Excerpts from a figure dataset
··········

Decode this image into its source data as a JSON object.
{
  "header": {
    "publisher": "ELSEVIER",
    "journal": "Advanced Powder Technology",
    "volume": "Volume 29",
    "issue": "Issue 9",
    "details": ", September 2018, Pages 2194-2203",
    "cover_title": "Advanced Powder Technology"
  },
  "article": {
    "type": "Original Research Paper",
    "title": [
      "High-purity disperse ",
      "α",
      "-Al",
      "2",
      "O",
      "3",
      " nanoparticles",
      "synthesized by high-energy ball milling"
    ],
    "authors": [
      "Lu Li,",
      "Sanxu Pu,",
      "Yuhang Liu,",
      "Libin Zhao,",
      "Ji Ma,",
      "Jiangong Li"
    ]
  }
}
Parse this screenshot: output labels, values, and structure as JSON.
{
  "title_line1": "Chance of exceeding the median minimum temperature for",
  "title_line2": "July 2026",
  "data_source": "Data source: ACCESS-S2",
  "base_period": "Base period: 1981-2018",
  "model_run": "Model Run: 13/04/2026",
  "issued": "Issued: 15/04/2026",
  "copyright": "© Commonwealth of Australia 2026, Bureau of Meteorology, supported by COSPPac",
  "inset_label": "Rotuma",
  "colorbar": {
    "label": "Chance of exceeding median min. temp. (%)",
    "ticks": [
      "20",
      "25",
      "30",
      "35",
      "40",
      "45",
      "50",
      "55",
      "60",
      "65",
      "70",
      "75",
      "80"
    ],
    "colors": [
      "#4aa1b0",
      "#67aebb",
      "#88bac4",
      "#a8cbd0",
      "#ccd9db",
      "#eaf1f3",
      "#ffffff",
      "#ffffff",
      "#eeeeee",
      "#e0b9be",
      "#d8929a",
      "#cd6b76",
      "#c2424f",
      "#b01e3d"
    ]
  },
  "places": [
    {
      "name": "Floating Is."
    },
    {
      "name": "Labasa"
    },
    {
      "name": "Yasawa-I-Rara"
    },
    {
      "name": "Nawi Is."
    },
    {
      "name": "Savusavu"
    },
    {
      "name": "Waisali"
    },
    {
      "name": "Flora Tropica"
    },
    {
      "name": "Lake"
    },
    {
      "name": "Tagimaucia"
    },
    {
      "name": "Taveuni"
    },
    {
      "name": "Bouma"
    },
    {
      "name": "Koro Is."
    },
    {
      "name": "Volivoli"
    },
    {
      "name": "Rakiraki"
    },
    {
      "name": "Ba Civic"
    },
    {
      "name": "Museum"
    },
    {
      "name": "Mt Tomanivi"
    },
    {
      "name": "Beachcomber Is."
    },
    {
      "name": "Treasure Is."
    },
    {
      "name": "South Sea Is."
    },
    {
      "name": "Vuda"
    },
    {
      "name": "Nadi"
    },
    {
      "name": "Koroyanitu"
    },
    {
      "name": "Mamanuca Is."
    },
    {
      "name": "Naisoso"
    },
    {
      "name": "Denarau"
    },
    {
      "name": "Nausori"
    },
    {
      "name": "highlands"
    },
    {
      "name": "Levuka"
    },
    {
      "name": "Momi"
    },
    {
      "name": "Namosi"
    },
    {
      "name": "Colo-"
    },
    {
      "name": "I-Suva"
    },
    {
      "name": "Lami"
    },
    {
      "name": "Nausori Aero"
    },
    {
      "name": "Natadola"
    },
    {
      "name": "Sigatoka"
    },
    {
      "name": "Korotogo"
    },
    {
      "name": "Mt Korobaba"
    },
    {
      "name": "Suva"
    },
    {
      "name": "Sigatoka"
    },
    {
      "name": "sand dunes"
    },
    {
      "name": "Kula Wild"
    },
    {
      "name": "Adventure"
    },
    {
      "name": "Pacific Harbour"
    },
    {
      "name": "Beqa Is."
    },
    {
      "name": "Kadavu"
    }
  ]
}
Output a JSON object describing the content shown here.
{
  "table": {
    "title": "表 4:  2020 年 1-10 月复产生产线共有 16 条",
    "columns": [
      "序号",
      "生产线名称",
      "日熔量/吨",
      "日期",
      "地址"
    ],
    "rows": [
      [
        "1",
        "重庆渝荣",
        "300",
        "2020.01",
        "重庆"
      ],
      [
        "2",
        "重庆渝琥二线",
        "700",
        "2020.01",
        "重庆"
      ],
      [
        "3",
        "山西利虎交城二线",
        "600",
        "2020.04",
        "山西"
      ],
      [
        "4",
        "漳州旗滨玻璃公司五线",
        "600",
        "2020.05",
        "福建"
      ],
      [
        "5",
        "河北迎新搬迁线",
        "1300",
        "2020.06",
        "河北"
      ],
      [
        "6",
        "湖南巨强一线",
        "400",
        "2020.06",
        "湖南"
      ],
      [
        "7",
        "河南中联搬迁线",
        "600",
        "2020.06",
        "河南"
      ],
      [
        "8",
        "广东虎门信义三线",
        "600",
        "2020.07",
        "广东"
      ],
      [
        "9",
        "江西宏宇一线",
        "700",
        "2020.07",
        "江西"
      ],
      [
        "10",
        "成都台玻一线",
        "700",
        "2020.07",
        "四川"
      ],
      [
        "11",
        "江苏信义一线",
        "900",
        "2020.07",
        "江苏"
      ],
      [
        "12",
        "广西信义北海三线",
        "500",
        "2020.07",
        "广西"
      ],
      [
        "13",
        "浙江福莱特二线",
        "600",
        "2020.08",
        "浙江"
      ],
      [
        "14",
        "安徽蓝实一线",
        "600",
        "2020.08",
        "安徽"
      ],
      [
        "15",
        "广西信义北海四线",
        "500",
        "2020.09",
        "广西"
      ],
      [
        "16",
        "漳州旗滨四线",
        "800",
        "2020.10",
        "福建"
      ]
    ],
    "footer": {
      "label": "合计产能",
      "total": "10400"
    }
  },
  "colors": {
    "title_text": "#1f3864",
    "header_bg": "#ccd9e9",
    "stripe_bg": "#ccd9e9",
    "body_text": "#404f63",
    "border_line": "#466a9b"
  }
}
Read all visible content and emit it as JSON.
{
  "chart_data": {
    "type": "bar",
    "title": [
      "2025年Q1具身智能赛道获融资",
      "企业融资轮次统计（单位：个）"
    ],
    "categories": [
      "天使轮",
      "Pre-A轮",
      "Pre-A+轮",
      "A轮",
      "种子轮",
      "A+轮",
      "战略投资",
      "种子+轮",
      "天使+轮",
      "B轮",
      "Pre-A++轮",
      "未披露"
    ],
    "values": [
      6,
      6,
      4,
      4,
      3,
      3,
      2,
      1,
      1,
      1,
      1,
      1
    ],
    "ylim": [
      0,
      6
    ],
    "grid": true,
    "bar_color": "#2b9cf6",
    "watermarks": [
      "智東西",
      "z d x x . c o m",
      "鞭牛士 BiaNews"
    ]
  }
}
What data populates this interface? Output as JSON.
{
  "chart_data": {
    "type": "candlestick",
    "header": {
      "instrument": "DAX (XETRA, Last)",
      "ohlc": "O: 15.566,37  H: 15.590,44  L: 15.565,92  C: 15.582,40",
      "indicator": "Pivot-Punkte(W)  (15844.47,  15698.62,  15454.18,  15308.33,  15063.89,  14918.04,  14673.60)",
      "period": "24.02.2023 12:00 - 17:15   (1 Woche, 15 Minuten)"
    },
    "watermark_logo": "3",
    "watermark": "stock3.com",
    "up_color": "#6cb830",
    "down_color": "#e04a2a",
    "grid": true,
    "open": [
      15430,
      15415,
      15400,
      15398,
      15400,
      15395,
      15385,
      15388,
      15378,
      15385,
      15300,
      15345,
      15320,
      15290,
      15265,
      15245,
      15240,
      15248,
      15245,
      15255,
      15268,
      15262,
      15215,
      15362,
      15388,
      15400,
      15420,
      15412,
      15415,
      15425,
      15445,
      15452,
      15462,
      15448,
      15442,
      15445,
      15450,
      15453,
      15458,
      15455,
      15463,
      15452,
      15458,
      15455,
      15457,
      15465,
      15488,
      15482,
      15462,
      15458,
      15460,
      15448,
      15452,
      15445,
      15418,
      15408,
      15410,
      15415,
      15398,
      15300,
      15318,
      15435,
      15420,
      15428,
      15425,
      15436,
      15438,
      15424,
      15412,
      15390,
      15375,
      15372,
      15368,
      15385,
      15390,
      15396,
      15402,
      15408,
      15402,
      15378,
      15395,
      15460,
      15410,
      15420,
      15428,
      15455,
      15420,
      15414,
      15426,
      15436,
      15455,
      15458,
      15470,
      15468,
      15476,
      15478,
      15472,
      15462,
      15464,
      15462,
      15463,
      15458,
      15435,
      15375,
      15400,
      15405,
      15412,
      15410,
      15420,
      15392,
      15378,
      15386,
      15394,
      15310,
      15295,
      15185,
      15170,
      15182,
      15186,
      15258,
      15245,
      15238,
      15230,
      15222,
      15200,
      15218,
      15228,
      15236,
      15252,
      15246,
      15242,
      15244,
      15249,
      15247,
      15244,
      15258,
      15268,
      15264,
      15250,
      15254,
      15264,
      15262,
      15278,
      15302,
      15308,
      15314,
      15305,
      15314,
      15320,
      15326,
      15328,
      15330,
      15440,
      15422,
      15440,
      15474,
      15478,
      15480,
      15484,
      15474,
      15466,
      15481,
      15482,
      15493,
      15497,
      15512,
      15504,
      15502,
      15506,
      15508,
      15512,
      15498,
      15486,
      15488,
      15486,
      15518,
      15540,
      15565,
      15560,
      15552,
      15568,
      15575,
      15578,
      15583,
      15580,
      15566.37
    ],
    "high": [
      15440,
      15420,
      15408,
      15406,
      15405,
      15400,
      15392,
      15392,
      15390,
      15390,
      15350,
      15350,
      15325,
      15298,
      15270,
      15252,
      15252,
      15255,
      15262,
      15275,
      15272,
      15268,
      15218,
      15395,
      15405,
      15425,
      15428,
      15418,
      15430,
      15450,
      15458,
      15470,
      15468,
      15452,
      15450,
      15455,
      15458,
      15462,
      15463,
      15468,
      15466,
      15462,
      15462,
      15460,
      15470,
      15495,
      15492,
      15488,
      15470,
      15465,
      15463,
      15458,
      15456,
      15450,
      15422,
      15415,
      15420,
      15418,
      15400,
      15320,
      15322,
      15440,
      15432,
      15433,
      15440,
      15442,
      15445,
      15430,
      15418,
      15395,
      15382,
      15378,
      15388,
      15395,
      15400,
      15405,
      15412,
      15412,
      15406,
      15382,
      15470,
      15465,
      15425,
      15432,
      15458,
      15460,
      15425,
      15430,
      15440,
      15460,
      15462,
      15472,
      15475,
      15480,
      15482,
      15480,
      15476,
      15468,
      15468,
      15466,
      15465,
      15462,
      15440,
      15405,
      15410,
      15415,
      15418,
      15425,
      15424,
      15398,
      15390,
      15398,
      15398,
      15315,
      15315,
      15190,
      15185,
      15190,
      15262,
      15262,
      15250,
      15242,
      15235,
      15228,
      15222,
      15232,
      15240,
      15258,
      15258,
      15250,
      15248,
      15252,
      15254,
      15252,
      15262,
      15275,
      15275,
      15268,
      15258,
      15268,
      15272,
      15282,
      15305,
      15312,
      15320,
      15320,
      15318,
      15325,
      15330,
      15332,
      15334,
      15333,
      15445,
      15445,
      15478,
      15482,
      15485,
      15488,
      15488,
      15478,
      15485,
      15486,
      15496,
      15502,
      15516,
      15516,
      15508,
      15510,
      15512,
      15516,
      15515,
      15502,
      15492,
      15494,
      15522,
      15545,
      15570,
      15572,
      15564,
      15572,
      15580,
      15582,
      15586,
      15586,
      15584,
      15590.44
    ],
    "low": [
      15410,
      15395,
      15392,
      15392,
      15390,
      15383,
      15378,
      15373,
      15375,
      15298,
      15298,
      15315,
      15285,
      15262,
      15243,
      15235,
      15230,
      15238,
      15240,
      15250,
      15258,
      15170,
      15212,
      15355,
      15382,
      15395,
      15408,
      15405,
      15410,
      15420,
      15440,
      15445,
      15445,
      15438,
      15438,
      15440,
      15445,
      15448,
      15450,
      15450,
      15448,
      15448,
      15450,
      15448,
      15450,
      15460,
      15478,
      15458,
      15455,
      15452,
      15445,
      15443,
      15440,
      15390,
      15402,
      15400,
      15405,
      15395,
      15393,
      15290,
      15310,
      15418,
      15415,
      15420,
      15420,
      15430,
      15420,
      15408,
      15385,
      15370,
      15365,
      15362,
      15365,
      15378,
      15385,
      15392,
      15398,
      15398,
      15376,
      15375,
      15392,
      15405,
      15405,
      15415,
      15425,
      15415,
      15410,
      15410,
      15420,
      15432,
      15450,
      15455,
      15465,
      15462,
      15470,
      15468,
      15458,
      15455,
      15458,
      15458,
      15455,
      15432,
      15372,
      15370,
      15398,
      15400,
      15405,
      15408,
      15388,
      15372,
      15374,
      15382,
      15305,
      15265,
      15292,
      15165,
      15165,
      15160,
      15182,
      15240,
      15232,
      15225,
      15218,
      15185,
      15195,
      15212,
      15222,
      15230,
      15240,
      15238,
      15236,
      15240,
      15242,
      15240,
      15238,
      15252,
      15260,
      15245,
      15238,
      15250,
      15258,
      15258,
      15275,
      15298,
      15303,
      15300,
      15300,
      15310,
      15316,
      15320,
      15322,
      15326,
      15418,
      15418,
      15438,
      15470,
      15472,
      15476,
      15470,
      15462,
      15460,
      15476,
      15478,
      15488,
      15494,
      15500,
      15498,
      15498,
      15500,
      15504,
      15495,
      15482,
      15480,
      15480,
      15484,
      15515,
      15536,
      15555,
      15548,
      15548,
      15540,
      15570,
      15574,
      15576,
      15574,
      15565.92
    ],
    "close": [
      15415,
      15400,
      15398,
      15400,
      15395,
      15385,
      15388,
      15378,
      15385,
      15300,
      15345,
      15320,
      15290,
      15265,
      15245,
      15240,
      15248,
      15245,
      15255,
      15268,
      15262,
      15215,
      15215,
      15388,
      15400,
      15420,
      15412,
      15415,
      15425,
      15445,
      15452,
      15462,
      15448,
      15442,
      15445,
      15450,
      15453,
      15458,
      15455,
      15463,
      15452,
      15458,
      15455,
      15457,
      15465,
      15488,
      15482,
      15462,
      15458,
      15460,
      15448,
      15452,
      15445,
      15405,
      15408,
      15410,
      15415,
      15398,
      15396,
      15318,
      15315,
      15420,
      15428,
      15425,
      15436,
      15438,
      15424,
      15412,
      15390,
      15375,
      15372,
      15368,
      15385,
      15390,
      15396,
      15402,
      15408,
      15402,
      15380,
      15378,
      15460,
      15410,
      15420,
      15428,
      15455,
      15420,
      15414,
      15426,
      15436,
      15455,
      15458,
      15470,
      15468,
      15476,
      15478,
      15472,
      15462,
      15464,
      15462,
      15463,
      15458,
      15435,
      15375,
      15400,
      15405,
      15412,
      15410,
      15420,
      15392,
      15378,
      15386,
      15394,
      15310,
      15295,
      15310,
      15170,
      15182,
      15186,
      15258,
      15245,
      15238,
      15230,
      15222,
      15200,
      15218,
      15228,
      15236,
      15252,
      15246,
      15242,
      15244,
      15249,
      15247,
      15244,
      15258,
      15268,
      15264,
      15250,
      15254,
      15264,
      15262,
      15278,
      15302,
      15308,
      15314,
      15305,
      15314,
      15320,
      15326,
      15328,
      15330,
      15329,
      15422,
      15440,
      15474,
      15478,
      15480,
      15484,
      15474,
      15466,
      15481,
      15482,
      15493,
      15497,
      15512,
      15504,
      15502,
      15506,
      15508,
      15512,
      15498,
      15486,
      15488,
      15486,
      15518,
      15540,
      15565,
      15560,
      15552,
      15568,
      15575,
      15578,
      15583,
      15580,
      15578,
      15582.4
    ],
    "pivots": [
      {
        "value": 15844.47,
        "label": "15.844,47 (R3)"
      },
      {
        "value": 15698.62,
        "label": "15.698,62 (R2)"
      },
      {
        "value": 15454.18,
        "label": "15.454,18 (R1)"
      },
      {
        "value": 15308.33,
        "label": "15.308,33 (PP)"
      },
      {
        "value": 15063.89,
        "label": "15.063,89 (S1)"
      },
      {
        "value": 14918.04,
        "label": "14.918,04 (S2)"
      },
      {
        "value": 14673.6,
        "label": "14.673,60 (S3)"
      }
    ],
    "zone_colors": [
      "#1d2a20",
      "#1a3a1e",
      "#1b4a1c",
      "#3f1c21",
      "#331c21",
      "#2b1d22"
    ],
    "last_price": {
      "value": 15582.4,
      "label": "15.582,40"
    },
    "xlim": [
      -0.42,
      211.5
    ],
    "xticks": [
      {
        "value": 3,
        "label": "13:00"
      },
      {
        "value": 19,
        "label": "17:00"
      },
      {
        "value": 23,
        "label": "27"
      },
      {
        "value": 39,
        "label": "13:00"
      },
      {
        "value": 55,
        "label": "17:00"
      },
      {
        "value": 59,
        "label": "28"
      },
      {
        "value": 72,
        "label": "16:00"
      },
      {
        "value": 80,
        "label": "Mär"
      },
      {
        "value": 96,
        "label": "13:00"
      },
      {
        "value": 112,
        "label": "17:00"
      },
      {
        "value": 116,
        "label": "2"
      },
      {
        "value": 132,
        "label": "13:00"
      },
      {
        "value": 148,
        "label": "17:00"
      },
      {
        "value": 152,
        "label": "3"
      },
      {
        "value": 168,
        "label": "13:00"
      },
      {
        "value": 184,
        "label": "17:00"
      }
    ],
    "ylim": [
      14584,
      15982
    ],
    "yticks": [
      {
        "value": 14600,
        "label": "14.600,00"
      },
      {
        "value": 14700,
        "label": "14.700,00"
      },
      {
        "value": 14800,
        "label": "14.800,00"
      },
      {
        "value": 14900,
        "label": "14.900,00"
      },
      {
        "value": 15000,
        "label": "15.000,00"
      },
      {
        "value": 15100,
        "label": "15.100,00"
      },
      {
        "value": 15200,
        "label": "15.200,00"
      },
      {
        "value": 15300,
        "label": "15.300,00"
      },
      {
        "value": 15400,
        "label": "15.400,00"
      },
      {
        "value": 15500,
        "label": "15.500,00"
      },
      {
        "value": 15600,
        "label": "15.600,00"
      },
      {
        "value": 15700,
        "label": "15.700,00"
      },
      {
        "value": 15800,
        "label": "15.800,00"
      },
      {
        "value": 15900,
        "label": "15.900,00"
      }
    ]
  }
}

··········

◆ Stated problem ◆
Working from the entries above, return all lines that contain "Powder".

◆ Output of the exercise ◆
    "journal": "Advanced Powder Technology",
    "cover_title": "Advanced Powder Technology"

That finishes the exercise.